Recorded information.

◆ ◆ ◆ ◆ ◆ ◆ ◆

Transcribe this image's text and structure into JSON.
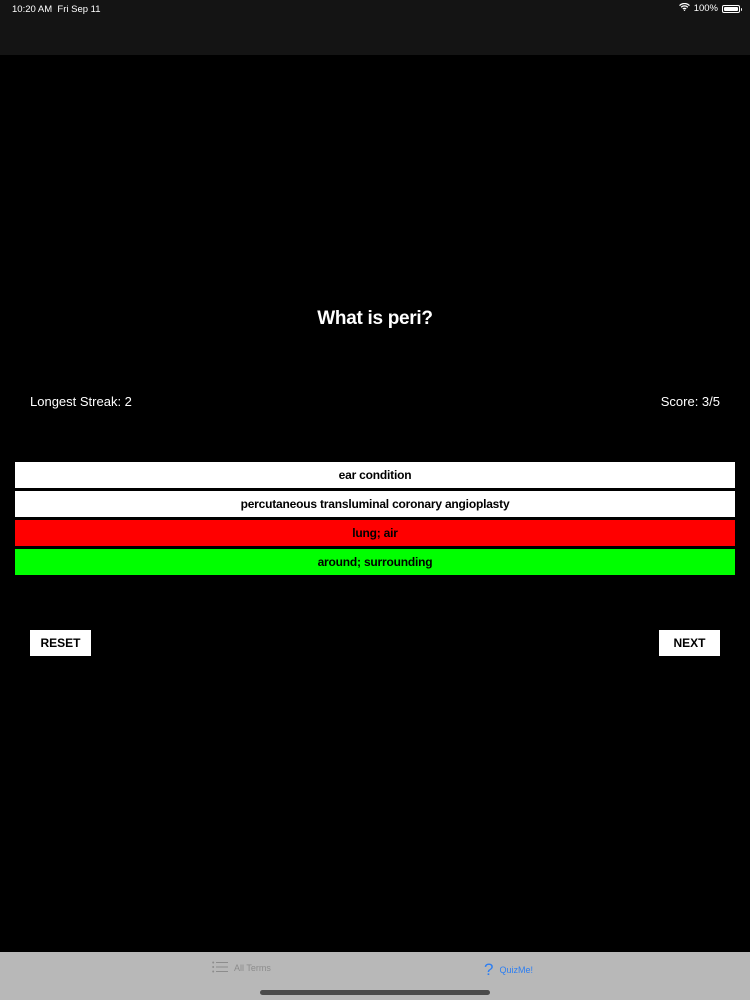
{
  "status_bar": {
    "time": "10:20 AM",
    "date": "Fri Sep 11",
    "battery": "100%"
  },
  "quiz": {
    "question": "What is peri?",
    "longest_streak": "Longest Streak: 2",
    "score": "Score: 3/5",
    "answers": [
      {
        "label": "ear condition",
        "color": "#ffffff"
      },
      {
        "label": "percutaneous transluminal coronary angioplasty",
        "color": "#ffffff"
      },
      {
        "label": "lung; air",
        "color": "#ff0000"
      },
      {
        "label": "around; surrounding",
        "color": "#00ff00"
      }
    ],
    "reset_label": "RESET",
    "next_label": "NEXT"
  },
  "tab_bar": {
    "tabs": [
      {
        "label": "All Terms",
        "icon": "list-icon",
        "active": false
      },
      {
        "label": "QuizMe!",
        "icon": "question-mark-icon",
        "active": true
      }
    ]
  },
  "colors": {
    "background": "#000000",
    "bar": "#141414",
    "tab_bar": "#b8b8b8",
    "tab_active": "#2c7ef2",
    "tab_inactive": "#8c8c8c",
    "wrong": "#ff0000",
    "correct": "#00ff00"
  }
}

◆ ◆ ◆ ◆ ◆ ◆ ◆

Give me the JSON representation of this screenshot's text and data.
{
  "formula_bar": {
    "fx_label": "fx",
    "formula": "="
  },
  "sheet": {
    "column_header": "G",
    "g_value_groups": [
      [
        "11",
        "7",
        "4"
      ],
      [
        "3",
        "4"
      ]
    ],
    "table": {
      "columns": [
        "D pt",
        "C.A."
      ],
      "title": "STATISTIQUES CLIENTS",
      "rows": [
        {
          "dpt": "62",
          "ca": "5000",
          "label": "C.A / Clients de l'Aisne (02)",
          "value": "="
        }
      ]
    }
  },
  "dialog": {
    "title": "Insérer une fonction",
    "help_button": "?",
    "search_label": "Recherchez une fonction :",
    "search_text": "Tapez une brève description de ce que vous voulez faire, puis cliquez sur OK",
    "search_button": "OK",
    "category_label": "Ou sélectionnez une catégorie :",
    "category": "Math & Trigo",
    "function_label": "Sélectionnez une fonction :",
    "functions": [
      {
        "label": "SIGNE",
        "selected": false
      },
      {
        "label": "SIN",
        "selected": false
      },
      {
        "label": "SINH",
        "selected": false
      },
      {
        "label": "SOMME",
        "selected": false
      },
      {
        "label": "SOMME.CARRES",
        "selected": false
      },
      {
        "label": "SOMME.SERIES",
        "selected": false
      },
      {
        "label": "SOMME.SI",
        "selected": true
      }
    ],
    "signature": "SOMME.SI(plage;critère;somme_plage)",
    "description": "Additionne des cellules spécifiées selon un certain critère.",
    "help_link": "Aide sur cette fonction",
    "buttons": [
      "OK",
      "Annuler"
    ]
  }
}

◆ ◆ ◆ ◆ ◆ ◆ ◆

Task objective. Give back only a number, the number of lines where the string "fonction" occurs.

Exercise solution. 4